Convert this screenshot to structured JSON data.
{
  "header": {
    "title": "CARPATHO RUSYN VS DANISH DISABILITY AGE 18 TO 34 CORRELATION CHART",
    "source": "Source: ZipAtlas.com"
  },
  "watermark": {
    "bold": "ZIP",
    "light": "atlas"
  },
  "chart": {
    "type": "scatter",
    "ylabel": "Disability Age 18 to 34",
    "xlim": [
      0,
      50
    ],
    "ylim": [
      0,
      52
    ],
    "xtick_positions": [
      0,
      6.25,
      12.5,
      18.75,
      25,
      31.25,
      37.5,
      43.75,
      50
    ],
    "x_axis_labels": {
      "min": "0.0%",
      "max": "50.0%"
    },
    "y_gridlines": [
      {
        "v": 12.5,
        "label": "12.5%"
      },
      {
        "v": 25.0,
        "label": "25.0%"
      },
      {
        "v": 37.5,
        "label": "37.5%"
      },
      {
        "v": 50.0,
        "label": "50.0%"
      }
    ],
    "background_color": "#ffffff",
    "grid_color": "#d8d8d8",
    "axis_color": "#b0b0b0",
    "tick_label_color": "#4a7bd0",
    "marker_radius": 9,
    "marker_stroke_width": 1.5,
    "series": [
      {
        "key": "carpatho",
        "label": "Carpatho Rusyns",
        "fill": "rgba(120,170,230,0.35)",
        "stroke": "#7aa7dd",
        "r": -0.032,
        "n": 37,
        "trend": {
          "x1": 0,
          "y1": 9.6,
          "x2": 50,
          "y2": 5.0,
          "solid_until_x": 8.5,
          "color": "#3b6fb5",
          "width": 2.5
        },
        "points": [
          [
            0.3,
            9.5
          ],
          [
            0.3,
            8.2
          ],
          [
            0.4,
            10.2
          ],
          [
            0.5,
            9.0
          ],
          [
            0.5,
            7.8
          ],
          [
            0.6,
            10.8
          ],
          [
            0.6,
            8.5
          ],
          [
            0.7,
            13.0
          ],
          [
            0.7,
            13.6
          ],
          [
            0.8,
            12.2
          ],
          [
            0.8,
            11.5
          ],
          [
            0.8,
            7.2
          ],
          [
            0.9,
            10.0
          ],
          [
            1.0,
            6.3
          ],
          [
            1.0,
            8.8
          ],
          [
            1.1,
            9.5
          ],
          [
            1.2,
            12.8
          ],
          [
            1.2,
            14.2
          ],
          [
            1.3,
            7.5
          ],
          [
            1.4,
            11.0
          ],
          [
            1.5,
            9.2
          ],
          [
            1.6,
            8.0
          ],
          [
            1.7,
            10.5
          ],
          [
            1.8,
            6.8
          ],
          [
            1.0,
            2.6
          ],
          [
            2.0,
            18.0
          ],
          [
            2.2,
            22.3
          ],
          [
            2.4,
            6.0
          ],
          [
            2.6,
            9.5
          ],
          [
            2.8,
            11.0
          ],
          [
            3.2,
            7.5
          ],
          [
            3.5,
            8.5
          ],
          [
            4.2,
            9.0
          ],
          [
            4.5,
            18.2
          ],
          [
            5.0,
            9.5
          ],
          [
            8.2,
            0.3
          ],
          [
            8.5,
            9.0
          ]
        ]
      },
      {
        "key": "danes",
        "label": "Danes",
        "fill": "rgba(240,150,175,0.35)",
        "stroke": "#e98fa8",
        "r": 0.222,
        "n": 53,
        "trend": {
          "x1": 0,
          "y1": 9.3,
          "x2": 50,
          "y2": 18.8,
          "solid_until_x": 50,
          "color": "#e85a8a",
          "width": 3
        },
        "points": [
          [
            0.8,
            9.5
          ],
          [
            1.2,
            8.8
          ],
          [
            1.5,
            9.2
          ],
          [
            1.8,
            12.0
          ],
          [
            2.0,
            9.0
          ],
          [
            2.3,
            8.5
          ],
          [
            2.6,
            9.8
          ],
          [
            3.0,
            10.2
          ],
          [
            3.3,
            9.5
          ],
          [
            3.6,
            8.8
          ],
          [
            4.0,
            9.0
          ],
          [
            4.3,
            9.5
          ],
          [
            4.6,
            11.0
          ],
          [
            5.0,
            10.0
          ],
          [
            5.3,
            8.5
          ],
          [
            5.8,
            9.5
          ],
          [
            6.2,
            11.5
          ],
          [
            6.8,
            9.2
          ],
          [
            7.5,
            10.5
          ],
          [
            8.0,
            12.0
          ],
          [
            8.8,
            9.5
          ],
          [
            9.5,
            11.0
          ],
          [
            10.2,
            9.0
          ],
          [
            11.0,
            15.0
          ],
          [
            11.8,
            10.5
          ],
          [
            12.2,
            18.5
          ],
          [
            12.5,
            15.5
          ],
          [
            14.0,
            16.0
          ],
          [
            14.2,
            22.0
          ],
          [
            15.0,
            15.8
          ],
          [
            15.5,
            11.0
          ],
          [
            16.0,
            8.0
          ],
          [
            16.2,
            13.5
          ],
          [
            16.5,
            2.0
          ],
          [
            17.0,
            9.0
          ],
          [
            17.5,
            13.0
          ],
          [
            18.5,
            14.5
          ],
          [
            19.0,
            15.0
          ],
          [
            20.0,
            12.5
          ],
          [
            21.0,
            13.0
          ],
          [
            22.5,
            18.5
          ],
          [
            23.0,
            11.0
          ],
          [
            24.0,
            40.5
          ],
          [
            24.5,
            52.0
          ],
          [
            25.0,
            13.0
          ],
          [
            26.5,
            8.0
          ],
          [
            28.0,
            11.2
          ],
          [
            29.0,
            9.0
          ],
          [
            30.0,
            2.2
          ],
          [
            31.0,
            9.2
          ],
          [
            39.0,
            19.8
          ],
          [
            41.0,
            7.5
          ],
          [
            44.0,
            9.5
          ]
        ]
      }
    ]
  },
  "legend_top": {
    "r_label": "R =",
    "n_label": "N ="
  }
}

### WORK REQUIRED
Exactly reproduce the material above.

### ANSWER
Convert this screenshot to structured JSON data.
{
  "header": {
    "title": "CARPATHO RUSYN VS DANISH DISABILITY AGE 18 TO 34 CORRELATION CHART",
    "source": "Source: ZipAtlas.com"
  },
  "watermark": {
    "bold": "ZIP",
    "light": "atlas"
  },
  "chart": {
    "type": "scatter",
    "ylabel": "Disability Age 18 to 34",
    "xlim": [
      0,
      50
    ],
    "ylim": [
      0,
      52
    ],
    "xtick_positions": [
      0,
      6.25,
      12.5,
      18.75,
      25,
      31.25,
      37.5,
      43.75,
      50
    ],
    "x_axis_labels": {
      "min": "0.0%",
      "max": "50.0%"
    },
    "y_gridlines": [
      {
        "v": 12.5,
        "label": "12.5%"
      },
      {
        "v": 25.0,
        "label": "25.0%"
      },
      {
        "v": 37.5,
        "label": "37.5%"
      },
      {
        "v": 50.0,
        "label": "50.0%"
      }
    ],
    "background_color": "#ffffff",
    "grid_color": "#d8d8d8",
    "axis_color": "#b0b0b0",
    "tick_label_color": "#4a7bd0",
    "marker_radius": 9,
    "marker_stroke_width": 1.5,
    "series": [
      {
        "key": "carpatho",
        "label": "Carpatho Rusyns",
        "fill": "rgba(120,170,230,0.35)",
        "stroke": "#7aa7dd",
        "r": -0.032,
        "n": 37,
        "trend": {
          "x1": 0,
          "y1": 9.6,
          "x2": 50,
          "y2": 5.0,
          "solid_until_x": 8.5,
          "color": "#3b6fb5",
          "width": 2.5
        },
        "points": [
          [
            0.3,
            9.5
          ],
          [
            0.3,
            8.2
          ],
          [
            0.4,
            10.2
          ],
          [
            0.5,
            9.0
          ],
          [
            0.5,
            7.8
          ],
          [
            0.6,
            10.8
          ],
          [
            0.6,
            8.5
          ],
          [
            0.7,
            13.0
          ],
          [
            0.7,
            13.6
          ],
          [
            0.8,
            12.2
          ],
          [
            0.8,
            11.5
          ],
          [
            0.8,
            7.2
          ],
          [
            0.9,
            10.0
          ],
          [
            1.0,
            6.3
          ],
          [
            1.0,
            8.8
          ],
          [
            1.1,
            9.5
          ],
          [
            1.2,
            12.8
          ],
          [
            1.2,
            14.2
          ],
          [
            1.3,
            7.5
          ],
          [
            1.4,
            11.0
          ],
          [
            1.5,
            9.2
          ],
          [
            1.6,
            8.0
          ],
          [
            1.7,
            10.5
          ],
          [
            1.8,
            6.8
          ],
          [
            1.0,
            2.6
          ],
          [
            2.0,
            18.0
          ],
          [
            2.2,
            22.3
          ],
          [
            2.4,
            6.0
          ],
          [
            2.6,
            9.5
          ],
          [
            2.8,
            11.0
          ],
          [
            3.2,
            7.5
          ],
          [
            3.5,
            8.5
          ],
          [
            4.2,
            9.0
          ],
          [
            4.5,
            18.2
          ],
          [
            5.0,
            9.5
          ],
          [
            8.2,
            0.3
          ],
          [
            8.5,
            9.0
          ]
        ]
      },
      {
        "key": "danes",
        "label": "Danes",
        "fill": "rgba(240,150,175,0.35)",
        "stroke": "#e98fa8",
        "r": 0.222,
        "n": 53,
        "trend": {
          "x1": 0,
          "y1": 9.3,
          "x2": 50,
          "y2": 18.8,
          "solid_until_x": 50,
          "color": "#e85a8a",
          "width": 3
        },
        "points": [
          [
            0.8,
            9.5
          ],
          [
            1.2,
            8.8
          ],
          [
            1.5,
            9.2
          ],
          [
            1.8,
            12.0
          ],
          [
            2.0,
            9.0
          ],
          [
            2.3,
            8.5
          ],
          [
            2.6,
            9.8
          ],
          [
            3.0,
            10.2
          ],
          [
            3.3,
            9.5
          ],
          [
            3.6,
            8.8
          ],
          [
            4.0,
            9.0
          ],
          [
            4.3,
            9.5
          ],
          [
            4.6,
            11.0
          ],
          [
            5.0,
            10.0
          ],
          [
            5.3,
            8.5
          ],
          [
            5.8,
            9.5
          ],
          [
            6.2,
            11.5
          ],
          [
            6.8,
            9.2
          ],
          [
            7.5,
            10.5
          ],
          [
            8.0,
            12.0
          ],
          [
            8.8,
            9.5
          ],
          [
            9.5,
            11.0
          ],
          [
            10.2,
            9.0
          ],
          [
            11.0,
            15.0
          ],
          [
            11.8,
            10.5
          ],
          [
            12.2,
            18.5
          ],
          [
            12.5,
            15.5
          ],
          [
            14.0,
            16.0
          ],
          [
            14.2,
            22.0
          ],
          [
            15.0,
            15.8
          ],
          [
            15.5,
            11.0
          ],
          [
            16.0,
            8.0
          ],
          [
            16.2,
            13.5
          ],
          [
            16.5,
            2.0
          ],
          [
            17.0,
            9.0
          ],
          [
            17.5,
            13.0
          ],
          [
            18.5,
            14.5
          ],
          [
            19.0,
            15.0
          ],
          [
            20.0,
            12.5
          ],
          [
            21.0,
            13.0
          ],
          [
            22.5,
            18.5
          ],
          [
            23.0,
            11.0
          ],
          [
            24.0,
            40.5
          ],
          [
            24.5,
            52.0
          ],
          [
            25.0,
            13.0
          ],
          [
            26.5,
            8.0
          ],
          [
            28.0,
            11.2
          ],
          [
            29.0,
            9.0
          ],
          [
            30.0,
            2.2
          ],
          [
            31.0,
            9.2
          ],
          [
            39.0,
            19.8
          ],
          [
            41.0,
            7.5
          ],
          [
            44.0,
            9.5
          ]
        ]
      }
    ]
  },
  "legend_top": {
    "r_label": "R =",
    "n_label": "N ="
  }
}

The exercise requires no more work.